>> START Records

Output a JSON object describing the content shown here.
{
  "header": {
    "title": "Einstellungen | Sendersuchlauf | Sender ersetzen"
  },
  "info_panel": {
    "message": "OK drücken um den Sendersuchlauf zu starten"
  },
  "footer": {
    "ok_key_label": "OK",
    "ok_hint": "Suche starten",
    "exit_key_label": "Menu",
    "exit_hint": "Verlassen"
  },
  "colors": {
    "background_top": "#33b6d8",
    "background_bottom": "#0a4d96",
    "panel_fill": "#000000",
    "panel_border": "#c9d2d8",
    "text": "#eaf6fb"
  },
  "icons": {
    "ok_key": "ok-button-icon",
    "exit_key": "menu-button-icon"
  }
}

>> END Records

» Brief: Quote all of the entries verbatim.

» The solution:
Output a JSON object describing the content shown here.
{
  "header": {
    "title": "Einstellungen | Sendersuchlauf | Sender ersetzen"
  },
  "info_panel": {
    "message": "OK drücken um den Sendersuchlauf zu starten"
  },
  "footer": {
    "ok_key_label": "OK",
    "ok_hint": "Suche starten",
    "exit_key_label": "Menu",
    "exit_hint": "Verlassen"
  },
  "colors": {
    "background_top": "#33b6d8",
    "background_bottom": "#0a4d96",
    "panel_fill": "#000000",
    "panel_border": "#c9d2d8",
    "text": "#eaf6fb"
  },
  "icons": {
    "ok_key": "ok-button-icon",
    "exit_key": "menu-button-icon"
  }
}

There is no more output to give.